Do this:
Pick out the lines containing "classes".

Input:
◇ ◇ ◇ ◇ ◇

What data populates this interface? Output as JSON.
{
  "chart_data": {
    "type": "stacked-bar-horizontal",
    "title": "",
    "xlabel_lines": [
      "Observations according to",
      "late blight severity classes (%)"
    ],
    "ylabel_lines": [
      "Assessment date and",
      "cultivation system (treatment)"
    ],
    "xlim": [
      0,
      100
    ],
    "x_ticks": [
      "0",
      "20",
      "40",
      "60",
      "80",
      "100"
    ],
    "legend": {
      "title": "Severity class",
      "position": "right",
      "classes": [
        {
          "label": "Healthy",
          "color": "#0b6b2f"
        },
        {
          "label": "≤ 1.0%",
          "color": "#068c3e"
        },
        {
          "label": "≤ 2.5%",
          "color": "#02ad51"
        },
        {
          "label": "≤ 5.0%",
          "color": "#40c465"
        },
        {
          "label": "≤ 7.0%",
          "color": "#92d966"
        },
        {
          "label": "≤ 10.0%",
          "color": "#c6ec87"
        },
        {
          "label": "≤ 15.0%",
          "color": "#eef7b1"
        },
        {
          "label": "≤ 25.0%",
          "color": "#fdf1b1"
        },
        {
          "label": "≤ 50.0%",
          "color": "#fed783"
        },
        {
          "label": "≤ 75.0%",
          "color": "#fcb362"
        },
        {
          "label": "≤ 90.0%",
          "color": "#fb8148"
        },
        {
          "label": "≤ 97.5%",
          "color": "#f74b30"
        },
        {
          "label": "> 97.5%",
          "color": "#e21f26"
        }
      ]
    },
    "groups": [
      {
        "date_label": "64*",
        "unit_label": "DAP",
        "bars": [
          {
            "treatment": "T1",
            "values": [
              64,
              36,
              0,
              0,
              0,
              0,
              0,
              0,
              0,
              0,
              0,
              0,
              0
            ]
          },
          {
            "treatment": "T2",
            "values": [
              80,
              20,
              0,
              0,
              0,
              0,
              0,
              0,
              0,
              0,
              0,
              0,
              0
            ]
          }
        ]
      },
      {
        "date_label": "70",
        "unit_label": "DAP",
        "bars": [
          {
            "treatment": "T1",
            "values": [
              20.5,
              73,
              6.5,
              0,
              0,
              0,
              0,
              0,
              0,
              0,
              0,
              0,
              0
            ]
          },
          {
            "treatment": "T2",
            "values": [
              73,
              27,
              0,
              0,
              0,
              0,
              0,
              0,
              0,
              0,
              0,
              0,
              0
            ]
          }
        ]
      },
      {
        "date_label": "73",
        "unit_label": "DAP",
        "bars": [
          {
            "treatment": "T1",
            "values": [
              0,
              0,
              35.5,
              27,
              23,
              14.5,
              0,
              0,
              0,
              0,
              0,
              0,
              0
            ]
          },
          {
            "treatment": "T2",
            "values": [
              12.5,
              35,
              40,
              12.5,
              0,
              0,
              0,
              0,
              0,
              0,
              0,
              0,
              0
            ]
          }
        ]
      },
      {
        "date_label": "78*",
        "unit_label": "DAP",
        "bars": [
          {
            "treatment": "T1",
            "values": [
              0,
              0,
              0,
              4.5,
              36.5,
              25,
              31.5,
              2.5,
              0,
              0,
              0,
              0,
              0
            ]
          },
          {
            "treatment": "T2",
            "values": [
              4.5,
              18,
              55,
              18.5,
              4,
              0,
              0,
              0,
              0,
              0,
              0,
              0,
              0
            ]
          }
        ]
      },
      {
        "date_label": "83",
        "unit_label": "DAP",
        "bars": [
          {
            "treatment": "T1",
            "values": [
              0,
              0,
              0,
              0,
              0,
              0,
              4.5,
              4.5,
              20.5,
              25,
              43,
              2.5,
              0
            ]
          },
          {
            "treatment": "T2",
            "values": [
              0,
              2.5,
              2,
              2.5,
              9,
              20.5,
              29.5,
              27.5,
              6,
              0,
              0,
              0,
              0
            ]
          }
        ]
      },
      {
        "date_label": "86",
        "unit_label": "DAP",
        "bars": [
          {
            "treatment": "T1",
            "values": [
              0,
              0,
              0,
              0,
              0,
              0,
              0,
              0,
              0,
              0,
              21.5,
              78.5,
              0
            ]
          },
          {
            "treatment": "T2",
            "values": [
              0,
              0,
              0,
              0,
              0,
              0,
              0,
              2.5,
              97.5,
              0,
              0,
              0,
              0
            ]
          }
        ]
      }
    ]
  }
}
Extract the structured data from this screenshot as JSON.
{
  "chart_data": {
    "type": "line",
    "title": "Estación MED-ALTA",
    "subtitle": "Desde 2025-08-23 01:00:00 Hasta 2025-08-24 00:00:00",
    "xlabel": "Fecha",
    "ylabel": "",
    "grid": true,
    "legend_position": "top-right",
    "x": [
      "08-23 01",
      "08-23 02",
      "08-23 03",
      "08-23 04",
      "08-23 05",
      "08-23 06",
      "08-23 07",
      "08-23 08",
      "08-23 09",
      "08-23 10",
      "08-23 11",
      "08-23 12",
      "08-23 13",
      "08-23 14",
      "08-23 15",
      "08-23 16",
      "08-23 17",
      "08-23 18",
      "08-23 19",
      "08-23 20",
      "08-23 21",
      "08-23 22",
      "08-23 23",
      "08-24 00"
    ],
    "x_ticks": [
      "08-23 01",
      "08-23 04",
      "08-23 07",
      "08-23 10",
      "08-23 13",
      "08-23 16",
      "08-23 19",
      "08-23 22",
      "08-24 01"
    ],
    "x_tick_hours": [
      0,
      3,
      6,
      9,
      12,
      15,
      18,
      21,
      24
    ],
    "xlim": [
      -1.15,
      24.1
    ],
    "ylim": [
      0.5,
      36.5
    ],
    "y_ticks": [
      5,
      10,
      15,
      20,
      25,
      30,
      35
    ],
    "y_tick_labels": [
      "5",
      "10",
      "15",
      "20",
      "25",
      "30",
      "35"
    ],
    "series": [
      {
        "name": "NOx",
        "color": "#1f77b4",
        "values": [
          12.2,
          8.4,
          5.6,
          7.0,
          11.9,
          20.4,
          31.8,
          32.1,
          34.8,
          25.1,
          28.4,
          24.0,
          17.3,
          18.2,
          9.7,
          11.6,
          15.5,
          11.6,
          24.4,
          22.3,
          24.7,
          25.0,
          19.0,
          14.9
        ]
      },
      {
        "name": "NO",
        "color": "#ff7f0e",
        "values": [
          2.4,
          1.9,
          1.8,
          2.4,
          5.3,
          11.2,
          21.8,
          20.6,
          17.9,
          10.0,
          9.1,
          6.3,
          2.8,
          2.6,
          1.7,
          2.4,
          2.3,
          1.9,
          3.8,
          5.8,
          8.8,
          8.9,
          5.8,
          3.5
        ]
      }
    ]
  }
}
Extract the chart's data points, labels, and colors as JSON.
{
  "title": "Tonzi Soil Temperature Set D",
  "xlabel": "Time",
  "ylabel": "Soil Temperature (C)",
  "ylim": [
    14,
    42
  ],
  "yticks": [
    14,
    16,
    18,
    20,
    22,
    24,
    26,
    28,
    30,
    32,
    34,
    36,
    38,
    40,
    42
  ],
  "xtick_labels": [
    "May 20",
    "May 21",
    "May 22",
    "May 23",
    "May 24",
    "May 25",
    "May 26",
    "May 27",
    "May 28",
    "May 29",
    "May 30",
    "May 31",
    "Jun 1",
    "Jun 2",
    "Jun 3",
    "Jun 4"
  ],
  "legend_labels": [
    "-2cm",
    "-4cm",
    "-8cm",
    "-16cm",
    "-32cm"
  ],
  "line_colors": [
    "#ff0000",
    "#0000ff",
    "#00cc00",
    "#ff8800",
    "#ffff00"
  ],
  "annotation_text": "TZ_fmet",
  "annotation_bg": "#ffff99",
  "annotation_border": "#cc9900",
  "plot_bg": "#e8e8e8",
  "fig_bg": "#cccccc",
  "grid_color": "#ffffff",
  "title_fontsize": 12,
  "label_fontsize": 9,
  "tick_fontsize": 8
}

◇ ◇ ◇ ◇ ◇

Solution:
      "late blight severity classes (%)"
      "classes": [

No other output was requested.